--- Material shown ---

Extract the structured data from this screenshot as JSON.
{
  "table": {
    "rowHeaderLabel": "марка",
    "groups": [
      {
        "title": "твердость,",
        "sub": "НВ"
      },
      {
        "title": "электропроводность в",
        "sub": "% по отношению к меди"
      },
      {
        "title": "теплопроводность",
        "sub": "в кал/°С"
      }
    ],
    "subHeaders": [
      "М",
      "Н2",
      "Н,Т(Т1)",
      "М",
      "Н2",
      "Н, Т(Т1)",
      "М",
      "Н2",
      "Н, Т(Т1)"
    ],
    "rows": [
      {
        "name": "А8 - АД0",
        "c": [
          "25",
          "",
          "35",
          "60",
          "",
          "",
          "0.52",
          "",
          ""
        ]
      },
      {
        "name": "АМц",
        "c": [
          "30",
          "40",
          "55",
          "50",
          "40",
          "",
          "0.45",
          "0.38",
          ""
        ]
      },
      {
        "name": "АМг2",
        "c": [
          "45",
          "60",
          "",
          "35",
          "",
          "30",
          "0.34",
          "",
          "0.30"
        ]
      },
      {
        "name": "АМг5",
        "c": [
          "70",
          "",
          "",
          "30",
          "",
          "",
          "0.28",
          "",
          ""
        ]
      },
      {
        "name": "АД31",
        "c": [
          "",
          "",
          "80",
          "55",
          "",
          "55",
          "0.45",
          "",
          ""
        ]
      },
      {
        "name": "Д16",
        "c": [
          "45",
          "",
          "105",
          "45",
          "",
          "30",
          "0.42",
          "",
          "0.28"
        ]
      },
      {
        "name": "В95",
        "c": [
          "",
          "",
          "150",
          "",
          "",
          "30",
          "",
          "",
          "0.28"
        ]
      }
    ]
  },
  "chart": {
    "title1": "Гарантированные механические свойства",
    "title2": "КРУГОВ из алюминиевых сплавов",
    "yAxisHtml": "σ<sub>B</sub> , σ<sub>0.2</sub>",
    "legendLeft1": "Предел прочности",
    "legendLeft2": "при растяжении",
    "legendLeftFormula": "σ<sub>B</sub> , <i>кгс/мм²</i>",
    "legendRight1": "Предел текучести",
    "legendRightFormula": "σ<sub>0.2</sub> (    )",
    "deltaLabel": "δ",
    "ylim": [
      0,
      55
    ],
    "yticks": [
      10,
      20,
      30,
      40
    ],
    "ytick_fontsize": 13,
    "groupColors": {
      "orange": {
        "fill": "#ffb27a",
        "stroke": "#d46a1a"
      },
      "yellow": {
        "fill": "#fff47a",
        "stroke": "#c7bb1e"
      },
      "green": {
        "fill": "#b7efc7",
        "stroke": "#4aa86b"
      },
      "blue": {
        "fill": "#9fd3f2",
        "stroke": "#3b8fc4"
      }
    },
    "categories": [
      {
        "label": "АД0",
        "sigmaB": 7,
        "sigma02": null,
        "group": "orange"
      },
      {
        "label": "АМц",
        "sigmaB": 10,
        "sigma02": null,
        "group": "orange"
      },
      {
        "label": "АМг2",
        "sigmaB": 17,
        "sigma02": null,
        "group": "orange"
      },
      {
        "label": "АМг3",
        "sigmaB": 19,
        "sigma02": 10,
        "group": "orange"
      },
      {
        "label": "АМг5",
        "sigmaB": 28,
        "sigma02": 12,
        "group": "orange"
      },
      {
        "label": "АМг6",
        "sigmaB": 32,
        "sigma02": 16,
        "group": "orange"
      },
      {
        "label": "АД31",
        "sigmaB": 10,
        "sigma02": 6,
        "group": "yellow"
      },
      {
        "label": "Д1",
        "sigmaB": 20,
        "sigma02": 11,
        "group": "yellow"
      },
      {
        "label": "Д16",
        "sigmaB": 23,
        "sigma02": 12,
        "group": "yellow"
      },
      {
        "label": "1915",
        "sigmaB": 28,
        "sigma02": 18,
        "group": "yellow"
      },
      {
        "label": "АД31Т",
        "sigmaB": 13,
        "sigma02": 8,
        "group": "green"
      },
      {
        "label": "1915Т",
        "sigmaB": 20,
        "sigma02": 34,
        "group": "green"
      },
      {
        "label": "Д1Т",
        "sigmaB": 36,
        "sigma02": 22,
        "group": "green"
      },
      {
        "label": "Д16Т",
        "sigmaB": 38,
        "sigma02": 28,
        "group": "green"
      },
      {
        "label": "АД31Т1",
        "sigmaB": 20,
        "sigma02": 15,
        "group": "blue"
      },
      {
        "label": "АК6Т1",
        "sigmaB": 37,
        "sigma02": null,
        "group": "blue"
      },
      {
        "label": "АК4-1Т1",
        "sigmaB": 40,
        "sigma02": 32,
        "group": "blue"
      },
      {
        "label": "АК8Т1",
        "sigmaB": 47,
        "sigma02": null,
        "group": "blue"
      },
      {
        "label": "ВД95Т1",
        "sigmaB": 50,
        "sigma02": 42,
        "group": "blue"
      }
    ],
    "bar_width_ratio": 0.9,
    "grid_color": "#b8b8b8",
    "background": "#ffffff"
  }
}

---

> Task requirements:
Each line holding "name" must be found and copied.

> Solution to the exercise:
        "name": "А8 - АД0",
        "name": "АМц",
        "name": "АМг2",
        "name": "АМг5",
        "name": "АД31",
        "name": "Д16",
        "name": "В95",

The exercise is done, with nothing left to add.